### WHAT TO PRODUCE
Your answer should be the entries, repeated exactly.

(Page records with their text)
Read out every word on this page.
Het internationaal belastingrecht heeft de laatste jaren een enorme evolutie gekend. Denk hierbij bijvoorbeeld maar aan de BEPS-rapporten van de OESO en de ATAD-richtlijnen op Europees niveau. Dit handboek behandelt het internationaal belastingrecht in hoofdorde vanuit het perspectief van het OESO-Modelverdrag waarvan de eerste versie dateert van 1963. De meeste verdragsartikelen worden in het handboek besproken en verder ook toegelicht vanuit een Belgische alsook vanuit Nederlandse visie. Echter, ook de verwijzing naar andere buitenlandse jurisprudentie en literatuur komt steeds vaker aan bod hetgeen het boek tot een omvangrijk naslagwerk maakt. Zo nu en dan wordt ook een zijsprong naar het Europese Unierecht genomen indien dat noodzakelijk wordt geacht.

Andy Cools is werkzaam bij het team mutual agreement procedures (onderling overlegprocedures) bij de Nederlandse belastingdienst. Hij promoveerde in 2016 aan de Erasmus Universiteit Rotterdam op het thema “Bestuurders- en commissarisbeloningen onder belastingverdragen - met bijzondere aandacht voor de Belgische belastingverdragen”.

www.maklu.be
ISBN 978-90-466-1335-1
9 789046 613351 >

### EXERCISE RESULT
Read out every word on this page.
Het internationaal belastingrecht heeft de laatste jaren een enorme evolutie gekend. Denk hierbij bijvoorbeeld maar aan de BEPS-rapporten van de OESO en de ATAD-richtlijnen op Europees niveau. Dit handboek behandelt het internationaal belastingrecht in hoofdorde vanuit het perspectief van het OESO-Modelverdrag waarvan de eerste versie dateert van 1963. De meeste verdragsartikelen worden in het handboek besproken en verder ook toegelicht vanuit een Belgische alsook vanuit Nederlandse visie. Echter, ook de verwijzing naar andere buitenlandse jurisprudentie en literatuur komt steeds vaker aan bod hetgeen het boek tot een omvangrijk naslagwerk maakt. Zo nu en dan wordt ook een zijsprong naar het Europese Unierecht genomen indien dat noodzakelijk wordt geacht.

Andy Cools is werkzaam bij het team mutual agreement procedures (onderling overlegprocedures) bij de Nederlandse belastingdienst. Hij promoveerde in 2016 aan de Erasmus Universiteit Rotterdam op het thema “Bestuurders- en commissarisbeloningen onder belastingverdragen - met bijzondere aandacht voor de Belgische belastingverdragen”.

www.maklu.be
ISBN 978-90-466-1335-1
9 789046 613351 >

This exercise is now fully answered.